In the entries below, find every line with "that" and copy it.

§ Saved entries:
● ● ● ● ● ● ●

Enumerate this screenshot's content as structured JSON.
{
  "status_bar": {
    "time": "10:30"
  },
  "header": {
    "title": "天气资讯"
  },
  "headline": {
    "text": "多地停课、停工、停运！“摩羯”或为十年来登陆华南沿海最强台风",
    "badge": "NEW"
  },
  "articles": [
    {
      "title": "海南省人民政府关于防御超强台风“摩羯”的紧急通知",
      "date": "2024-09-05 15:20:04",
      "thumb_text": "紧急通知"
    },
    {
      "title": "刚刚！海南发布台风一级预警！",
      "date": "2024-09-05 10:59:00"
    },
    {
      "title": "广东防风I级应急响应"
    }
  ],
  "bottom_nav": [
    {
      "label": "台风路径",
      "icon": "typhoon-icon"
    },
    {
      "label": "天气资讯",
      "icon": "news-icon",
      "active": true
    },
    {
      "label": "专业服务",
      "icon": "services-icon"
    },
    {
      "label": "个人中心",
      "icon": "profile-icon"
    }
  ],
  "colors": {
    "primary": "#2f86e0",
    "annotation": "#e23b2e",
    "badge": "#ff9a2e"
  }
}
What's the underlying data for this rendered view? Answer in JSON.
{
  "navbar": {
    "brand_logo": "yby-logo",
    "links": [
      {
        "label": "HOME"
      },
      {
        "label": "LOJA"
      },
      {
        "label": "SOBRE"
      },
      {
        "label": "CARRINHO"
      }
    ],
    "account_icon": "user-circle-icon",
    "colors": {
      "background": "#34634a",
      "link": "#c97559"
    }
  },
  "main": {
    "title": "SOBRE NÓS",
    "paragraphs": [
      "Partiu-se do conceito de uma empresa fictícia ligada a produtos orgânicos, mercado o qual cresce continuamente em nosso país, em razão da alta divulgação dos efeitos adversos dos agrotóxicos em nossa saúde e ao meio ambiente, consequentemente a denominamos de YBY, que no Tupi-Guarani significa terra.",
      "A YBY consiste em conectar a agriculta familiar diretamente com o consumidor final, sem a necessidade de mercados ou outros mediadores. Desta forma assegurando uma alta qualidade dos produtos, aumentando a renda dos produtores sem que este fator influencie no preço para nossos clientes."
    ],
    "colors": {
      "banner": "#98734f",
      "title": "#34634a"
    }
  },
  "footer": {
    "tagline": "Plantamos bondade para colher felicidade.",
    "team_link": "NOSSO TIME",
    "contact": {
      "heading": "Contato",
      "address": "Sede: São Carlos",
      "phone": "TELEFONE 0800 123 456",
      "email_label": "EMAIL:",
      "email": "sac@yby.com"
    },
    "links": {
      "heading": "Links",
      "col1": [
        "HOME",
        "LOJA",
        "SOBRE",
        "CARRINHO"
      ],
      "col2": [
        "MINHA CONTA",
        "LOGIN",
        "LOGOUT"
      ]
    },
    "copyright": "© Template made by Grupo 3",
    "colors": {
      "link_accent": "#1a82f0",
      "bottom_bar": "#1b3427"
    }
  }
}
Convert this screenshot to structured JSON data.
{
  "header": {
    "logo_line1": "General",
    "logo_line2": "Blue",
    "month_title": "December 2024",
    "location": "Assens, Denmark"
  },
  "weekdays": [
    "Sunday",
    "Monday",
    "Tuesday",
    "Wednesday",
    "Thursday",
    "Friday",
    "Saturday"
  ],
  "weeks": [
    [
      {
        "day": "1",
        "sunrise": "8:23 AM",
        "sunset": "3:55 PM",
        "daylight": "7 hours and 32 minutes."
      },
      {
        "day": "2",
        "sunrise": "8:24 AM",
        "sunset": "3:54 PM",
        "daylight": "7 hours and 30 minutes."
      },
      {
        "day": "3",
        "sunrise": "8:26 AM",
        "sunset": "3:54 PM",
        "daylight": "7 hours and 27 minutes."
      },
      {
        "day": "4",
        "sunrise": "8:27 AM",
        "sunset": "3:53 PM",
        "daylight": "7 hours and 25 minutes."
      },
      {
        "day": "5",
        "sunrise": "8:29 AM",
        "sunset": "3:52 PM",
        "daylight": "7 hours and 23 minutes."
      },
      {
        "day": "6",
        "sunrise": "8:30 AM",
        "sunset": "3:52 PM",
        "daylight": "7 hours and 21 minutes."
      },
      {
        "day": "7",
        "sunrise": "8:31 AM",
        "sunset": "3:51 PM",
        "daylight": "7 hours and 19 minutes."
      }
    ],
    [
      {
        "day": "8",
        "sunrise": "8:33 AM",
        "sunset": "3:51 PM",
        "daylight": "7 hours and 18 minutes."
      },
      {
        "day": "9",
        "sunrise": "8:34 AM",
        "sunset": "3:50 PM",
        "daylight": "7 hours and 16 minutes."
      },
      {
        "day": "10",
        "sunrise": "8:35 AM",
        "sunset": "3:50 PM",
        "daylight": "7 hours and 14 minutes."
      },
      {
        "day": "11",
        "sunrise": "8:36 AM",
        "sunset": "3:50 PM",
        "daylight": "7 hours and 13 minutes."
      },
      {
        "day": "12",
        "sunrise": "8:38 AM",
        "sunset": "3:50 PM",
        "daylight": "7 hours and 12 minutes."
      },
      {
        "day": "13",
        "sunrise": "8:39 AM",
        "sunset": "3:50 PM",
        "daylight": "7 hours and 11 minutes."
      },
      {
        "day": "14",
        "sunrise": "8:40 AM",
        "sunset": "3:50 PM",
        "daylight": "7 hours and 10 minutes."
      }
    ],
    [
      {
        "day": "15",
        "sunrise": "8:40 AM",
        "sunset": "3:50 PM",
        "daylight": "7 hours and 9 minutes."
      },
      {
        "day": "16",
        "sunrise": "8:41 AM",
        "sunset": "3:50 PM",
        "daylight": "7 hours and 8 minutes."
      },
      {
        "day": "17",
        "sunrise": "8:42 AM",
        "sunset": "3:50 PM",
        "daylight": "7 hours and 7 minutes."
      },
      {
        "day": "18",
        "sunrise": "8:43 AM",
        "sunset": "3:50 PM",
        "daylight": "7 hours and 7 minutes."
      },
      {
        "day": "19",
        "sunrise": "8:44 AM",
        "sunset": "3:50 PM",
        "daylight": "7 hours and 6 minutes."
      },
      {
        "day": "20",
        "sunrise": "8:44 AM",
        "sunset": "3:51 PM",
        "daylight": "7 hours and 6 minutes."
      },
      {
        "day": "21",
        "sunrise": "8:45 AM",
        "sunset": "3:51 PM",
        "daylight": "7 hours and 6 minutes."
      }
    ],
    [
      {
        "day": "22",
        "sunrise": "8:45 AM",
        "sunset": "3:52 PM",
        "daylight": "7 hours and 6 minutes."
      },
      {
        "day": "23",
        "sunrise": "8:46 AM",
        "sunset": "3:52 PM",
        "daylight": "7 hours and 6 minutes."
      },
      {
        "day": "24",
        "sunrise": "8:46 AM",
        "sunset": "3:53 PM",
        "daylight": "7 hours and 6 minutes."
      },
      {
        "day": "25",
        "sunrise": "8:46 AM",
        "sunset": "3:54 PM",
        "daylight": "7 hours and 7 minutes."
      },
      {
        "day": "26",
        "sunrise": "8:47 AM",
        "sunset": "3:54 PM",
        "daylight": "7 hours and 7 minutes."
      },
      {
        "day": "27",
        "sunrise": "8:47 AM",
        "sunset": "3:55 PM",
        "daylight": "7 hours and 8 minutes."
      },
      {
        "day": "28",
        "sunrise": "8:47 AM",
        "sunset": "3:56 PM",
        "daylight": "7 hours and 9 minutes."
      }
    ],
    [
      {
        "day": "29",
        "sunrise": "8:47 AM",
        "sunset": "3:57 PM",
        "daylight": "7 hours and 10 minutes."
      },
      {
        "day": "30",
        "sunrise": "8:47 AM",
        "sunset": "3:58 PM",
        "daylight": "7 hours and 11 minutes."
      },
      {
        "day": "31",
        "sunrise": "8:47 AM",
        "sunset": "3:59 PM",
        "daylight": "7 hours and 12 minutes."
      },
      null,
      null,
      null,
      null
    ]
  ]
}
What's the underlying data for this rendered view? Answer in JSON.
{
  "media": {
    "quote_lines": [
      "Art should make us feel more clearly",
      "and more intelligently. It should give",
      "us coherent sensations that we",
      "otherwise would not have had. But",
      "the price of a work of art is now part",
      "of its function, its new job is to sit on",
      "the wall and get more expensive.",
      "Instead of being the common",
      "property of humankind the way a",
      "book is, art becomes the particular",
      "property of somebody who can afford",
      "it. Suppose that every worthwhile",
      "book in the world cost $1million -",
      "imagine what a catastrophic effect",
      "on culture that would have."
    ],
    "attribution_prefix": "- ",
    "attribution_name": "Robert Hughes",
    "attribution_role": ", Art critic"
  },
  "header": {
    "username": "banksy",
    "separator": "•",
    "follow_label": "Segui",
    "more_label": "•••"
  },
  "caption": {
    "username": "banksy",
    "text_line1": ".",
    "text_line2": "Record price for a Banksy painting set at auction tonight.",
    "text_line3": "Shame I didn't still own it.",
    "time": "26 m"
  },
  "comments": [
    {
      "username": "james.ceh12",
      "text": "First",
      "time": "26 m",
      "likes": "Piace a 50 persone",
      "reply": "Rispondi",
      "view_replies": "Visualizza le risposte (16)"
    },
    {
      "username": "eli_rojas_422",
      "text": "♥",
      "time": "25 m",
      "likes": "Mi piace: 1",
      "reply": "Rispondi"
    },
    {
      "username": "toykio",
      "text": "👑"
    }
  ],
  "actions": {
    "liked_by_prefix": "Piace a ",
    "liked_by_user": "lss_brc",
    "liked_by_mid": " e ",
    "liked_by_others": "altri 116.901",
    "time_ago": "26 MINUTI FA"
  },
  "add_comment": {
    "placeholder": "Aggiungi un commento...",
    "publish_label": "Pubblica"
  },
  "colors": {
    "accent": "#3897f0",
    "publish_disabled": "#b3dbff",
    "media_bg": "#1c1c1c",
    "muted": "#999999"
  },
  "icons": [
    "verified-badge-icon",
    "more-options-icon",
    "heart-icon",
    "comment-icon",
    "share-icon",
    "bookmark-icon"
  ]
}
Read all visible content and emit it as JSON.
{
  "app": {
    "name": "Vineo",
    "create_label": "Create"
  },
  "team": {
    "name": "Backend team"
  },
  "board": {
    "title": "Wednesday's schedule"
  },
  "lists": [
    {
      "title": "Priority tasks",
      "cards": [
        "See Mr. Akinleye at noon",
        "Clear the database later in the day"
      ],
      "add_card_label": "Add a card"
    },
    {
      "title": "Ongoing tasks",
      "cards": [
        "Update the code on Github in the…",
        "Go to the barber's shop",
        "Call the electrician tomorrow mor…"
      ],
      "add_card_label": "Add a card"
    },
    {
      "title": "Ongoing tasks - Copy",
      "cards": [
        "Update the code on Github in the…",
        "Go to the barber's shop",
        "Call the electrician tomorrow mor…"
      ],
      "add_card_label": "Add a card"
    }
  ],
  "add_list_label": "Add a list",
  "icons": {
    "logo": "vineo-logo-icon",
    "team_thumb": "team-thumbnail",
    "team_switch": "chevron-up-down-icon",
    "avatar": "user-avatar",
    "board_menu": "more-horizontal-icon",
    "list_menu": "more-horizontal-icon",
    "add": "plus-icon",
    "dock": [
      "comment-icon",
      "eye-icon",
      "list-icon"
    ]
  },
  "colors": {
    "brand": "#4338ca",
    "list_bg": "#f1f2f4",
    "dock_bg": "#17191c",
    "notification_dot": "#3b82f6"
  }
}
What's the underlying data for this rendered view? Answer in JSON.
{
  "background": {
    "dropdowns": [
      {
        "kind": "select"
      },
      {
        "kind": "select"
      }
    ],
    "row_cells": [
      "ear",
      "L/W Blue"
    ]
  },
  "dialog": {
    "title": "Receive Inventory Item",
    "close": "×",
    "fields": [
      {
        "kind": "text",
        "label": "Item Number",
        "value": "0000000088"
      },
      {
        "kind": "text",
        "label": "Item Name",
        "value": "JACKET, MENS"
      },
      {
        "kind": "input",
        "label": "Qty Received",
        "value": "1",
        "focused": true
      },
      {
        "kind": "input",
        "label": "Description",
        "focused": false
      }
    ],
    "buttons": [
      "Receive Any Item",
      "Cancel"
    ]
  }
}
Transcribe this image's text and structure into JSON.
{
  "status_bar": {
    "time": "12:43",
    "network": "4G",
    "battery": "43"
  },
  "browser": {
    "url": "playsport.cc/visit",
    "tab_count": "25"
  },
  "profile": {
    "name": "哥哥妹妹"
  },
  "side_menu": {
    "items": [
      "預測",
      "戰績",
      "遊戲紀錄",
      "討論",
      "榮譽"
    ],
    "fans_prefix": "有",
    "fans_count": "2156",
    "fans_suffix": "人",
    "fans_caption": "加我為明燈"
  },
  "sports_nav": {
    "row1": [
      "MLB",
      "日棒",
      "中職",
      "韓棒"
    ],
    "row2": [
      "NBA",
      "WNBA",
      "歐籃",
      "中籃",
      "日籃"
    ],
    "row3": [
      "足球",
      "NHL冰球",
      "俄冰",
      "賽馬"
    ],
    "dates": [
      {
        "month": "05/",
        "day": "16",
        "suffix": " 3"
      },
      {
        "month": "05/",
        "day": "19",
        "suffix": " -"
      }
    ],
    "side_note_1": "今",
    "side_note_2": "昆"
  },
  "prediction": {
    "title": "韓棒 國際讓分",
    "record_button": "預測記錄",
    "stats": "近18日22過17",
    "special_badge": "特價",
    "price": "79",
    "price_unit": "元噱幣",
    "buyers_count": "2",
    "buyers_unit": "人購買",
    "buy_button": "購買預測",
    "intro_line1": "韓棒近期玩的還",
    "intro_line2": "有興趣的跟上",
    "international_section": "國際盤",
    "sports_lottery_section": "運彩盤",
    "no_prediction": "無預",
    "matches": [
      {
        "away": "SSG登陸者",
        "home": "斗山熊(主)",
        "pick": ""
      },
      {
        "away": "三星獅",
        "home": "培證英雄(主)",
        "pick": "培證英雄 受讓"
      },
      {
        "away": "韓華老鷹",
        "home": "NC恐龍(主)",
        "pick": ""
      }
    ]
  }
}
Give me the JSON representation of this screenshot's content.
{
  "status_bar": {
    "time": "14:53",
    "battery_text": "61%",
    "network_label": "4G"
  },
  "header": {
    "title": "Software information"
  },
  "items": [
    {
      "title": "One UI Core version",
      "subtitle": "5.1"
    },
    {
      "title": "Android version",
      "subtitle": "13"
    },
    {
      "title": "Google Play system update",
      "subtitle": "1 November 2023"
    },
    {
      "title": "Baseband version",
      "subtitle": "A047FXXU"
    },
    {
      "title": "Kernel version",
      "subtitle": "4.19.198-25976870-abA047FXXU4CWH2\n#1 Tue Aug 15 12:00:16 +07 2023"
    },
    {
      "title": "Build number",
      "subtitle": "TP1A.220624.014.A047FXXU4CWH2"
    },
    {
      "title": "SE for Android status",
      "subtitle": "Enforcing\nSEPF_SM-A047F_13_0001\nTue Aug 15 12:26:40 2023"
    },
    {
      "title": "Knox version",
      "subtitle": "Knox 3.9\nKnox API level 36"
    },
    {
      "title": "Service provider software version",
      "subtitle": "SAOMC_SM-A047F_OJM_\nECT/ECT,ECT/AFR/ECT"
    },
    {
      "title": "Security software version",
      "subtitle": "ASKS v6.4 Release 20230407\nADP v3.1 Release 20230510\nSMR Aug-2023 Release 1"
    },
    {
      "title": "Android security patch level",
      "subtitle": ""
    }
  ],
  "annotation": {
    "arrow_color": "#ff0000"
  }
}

● ● ● ● ● ● ●

§ WRITTEN SOLUTION:
      "us coherent sensations that we",
      "it. Suppose that every worthwhile",
      "on culture that would have."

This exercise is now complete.